■ **JOB**: Arrange every line in the items below as a single numbered list, leaving out blank lines.

# # # # #

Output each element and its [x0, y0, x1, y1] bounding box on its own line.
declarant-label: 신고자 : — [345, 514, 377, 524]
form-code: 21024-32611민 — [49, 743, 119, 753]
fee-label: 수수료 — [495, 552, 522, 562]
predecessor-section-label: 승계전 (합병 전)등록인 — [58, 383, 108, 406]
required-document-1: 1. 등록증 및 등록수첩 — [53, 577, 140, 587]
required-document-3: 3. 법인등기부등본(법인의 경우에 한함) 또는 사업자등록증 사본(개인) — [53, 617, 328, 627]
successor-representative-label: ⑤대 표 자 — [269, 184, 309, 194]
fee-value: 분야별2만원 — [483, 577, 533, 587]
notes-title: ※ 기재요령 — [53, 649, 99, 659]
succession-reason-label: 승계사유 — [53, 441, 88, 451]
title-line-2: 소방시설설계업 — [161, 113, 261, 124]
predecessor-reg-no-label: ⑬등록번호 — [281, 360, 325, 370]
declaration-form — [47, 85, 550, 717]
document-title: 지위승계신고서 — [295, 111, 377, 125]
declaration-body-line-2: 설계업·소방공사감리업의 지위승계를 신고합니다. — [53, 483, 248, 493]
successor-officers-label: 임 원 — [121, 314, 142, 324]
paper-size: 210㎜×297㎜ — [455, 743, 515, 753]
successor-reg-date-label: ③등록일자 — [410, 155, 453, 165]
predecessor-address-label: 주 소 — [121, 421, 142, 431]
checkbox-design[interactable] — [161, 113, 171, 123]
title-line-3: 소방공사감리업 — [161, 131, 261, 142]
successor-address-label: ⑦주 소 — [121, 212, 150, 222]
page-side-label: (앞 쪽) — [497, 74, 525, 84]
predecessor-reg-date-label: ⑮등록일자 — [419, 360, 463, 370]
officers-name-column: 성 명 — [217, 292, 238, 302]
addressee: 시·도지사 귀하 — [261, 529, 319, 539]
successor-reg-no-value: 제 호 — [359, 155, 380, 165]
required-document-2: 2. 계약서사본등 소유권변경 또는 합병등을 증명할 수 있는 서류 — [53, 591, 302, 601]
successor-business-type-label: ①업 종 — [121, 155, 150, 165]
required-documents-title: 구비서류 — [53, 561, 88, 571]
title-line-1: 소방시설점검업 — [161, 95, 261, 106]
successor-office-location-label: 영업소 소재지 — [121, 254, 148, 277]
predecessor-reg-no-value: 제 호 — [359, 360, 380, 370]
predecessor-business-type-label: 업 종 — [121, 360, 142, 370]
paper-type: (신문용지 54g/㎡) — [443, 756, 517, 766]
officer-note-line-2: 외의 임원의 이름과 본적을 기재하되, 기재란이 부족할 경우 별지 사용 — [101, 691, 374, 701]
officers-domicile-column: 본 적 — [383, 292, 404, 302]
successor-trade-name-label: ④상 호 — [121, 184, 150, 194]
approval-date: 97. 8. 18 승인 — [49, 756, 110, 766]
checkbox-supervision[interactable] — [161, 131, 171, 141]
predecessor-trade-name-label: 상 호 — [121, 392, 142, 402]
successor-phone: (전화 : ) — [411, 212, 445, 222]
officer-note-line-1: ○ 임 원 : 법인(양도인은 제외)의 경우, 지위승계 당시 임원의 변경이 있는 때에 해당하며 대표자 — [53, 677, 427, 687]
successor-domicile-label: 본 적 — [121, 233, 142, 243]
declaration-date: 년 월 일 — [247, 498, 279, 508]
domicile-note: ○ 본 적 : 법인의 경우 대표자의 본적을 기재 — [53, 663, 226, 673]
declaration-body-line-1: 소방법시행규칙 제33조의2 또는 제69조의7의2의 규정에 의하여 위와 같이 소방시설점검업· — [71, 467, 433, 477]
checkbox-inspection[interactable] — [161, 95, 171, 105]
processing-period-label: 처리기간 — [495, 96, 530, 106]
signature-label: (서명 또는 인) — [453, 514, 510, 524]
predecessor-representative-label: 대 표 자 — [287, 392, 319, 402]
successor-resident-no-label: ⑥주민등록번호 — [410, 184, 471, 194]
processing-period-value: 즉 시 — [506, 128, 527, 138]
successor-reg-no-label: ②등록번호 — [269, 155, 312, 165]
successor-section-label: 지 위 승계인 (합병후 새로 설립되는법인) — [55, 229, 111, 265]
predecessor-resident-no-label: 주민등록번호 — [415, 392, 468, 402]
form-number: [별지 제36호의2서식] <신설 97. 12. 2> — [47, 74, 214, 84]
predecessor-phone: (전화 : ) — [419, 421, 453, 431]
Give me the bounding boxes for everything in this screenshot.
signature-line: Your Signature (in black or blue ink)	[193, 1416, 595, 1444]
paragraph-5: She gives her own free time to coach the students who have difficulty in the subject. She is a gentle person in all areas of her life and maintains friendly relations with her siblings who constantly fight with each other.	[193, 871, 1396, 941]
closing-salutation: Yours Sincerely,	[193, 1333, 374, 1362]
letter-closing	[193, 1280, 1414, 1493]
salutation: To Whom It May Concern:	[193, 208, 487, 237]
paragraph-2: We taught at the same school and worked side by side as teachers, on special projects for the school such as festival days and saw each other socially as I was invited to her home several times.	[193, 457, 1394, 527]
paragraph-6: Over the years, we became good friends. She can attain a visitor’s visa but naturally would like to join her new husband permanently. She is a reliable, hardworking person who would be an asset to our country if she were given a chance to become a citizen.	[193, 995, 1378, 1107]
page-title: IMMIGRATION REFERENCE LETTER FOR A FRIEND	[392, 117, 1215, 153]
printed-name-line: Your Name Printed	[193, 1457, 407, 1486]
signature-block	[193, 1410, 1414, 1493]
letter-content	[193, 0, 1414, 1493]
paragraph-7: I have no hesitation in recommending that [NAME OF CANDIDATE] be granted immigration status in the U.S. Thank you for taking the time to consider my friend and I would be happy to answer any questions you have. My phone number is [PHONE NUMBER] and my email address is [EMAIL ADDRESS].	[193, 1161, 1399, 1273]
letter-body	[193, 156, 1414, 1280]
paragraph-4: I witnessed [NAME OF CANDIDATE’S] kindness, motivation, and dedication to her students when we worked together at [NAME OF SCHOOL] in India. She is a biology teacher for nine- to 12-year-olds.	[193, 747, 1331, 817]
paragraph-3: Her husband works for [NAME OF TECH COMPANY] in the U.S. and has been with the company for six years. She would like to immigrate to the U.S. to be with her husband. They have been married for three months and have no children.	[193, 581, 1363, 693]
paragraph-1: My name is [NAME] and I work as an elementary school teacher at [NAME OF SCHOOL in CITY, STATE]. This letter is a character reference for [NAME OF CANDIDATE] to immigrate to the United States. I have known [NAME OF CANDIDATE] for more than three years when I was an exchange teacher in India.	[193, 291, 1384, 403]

# # # # #

■ **FULL ANSWER**:
1. Output each element and its [x0, y0, x1, y1] bounding box on its own line.
2. declarant-label: 신고자 : — [345, 514, 377, 524]
3. form-code: 21024-32611민 — [49, 743, 119, 753]
4. fee-label: 수수료 — [495, 552, 522, 562]
5. predecessor-section-label: 승계전 (합병 전)등록인 — [58, 383, 108, 406]
6. required-document-1: 1. 등록증 및 등록수첩 — [53, 577, 140, 587]
7. required-document-3: 3. 법인등기부등본(법인의 경우에 한함) 또는 사업자등록증 사본(개인) — [53, 617, 328, 627]
8. successor-representative-label: ⑤대 표 자 — [269, 184, 309, 194]
9. fee-value: 분야별2만원 — [483, 577, 533, 587]
10. notes-title: ※ 기재요령 — [53, 649, 99, 659]
11. succession-reason-label: 승계사유 — [53, 441, 88, 451]
12. title-line-2: 소방시설설계업 — [161, 113, 261, 124]
13. predecessor-reg-no-label: ⑬등록번호 — [281, 360, 325, 370]
14. declaration-form — [47, 85, 550, 717]
15. document-title: 지위승계신고서 — [295, 111, 377, 125]
16. declaration-body-line-2: 설계업·소방공사감리업의 지위승계를 신고합니다. — [53, 483, 248, 493]
17. successor-officers-label: 임 원 — [121, 314, 142, 324]
18. paper-size: 210㎜×297㎜ — [455, 743, 515, 753]
19. successor-reg-date-label: ③등록일자 — [410, 155, 453, 165]
20. predecessor-address-label: 주 소 — [121, 421, 142, 431]
21. checkbox-design[interactable] — [161, 113, 171, 123]
22. title-line-3: 소방공사감리업 — [161, 131, 261, 142]
23. successor-address-label: ⑦주 소 — [121, 212, 150, 222]
24. page-side-label: (앞 쪽) — [497, 74, 525, 84]
25. predecessor-reg-date-label: ⑮등록일자 — [419, 360, 463, 370]
26. officers-name-column: 성 명 — [217, 292, 238, 302]
27. addressee: 시·도지사 귀하 — [261, 529, 319, 539]
28. successor-reg-no-value: 제 호 — [359, 155, 380, 165]
29. required-document-2: 2. 계약서사본등 소유권변경 또는 합병등을 증명할 수 있는 서류 — [53, 591, 302, 601]
30. successor-business-type-label: ①업 종 — [121, 155, 150, 165]
31. required-documents-title: 구비서류 — [53, 561, 88, 571]
32. title-line-1: 소방시설점검업 — [161, 95, 261, 106]
33. successor-office-location-label: 영업소 소재지 — [121, 254, 148, 277]
34. predecessor-reg-no-value: 제 호 — [359, 360, 380, 370]
35. predecessor-business-type-label: 업 종 — [121, 360, 142, 370]
36. paper-type: (신문용지 54g/㎡) — [443, 756, 517, 766]
37. officer-note-line-2: 외의 임원의 이름과 본적을 기재하되, 기재란이 부족할 경우 별지 사용 — [101, 691, 374, 701]
38. officers-domicile-column: 본 적 — [383, 292, 404, 302]
39. successor-trade-name-label: ④상 호 — [121, 184, 150, 194]
40. approval-date: 97. 8. 18 승인 — [49, 756, 110, 766]
41. checkbox-supervision[interactable] — [161, 131, 171, 141]
42. predecessor-trade-name-label: 상 호 — [121, 392, 142, 402]
43. successor-phone: (전화 : ) — [411, 212, 445, 222]
44. officer-note-line-1: ○ 임 원 : 법인(양도인은 제외)의 경우, 지위승계 당시 임원의 변경이 있는 때에 해당하며 대표자 — [53, 677, 427, 687]
45. successor-domicile-label: 본 적 — [121, 233, 142, 243]
46. declaration-date: 년 월 일 — [247, 498, 279, 508]
47. domicile-note: ○ 본 적 : 법인의 경우 대표자의 본적을 기재 — [53, 663, 226, 673]
48. declaration-body-line-1: 소방법시행규칙 제33조의2 또는 제69조의7의2의 규정에 의하여 위와 같이 소방시설점검업· — [71, 467, 433, 477]
49. checkbox-inspection[interactable] — [161, 95, 171, 105]
50. processing-period-label: 처리기간 — [495, 96, 530, 106]
51. signature-label: (서명 또는 인) — [453, 514, 510, 524]
52. predecessor-representative-label: 대 표 자 — [287, 392, 319, 402]
53. successor-resident-no-label: ⑥주민등록번호 — [410, 184, 471, 194]
54. processing-period-value: 즉 시 — [506, 128, 527, 138]
55. successor-reg-no-label: ②등록번호 — [269, 155, 312, 165]
56. successor-section-label: 지 위 승계인 (합병후 새로 설립되는법인) — [55, 229, 111, 265]
57. predecessor-resident-no-label: 주민등록번호 — [415, 392, 468, 402]
58. form-number: [별지 제36호의2서식] <신설 97. 12. 2> — [47, 74, 214, 84]
59. predecessor-phone: (전화 : ) — [419, 421, 453, 431]
60. Give me the bounding boxes for everything in this screenshot.
61. signature-line: Your Signature (in black or blue ink)	[193, 1416, 595, 1444]
62. paragraph-5: She gives her own free time to coach the students who have difficulty in the subject. She is a gentle person in all areas of her life and maintains friendly relations with her siblings who constantly fight with each other.	[193, 871, 1396, 941]
63. closing-salutation: Yours Sincerely,	[193, 1333, 374, 1362]
64. letter-closing	[193, 1280, 1414, 1493]
65. salutation: To Whom It May Concern:	[193, 208, 487, 237]
66. paragraph-2: We taught at the same school and worked side by side as teachers, on special projects for the school such as festival days and saw each other socially as I was invited to her home several times.	[193, 457, 1394, 527]
67. paragraph-6: Over the years, we became good friends. She can attain a visitor’s visa but naturally would like to join her new husband permanently. She is a reliable, hardworking person who would be an asset to our country if she were given a chance to become a citizen.	[193, 995, 1378, 1107]
68. page-title: IMMIGRATION REFERENCE LETTER FOR A FRIEND	[392, 117, 1215, 153]
69. printed-name-line: Your Name Printed	[193, 1457, 407, 1486]
70. signature-block	[193, 1410, 1414, 1493]
71. letter-content	[193, 0, 1414, 1493]
72. paragraph-7: I have no hesitation in recommending that [NAME OF CANDIDATE] be granted immigration status in the U.S. Thank you for taking the time to consider my friend and I would be happy to answer any questions you have. My phone number is [PHONE NUMBER] and my email address is [EMAIL ADDRESS].	[193, 1161, 1399, 1273]
73. letter-body	[193, 156, 1414, 1280]
74. paragraph-4: I witnessed [NAME OF CANDIDATE’S] kindness, motivation, and dedication to her students when we worked together at [NAME OF SCHOOL] in India. She is a biology teacher for nine- to 12-year-olds.	[193, 747, 1331, 817]
75. paragraph-3: Her husband works for [NAME OF TECH COMPANY] in the U.S. and has been with the company for six years. She would like to immigrate to the U.S. to be with her husband. They have been married for three months and have no children.	[193, 581, 1363, 693]
76. paragraph-1: My name is [NAME] and I work as an elementary school teacher at [NAME OF SCHOOL in CITY, STATE]. This letter is a character reference for [NAME OF CANDIDATE] to immigrate to the United States. I have known [NAME OF CANDIDATE] for more than three years when I was an exchange teacher in India.	[193, 291, 1384, 403]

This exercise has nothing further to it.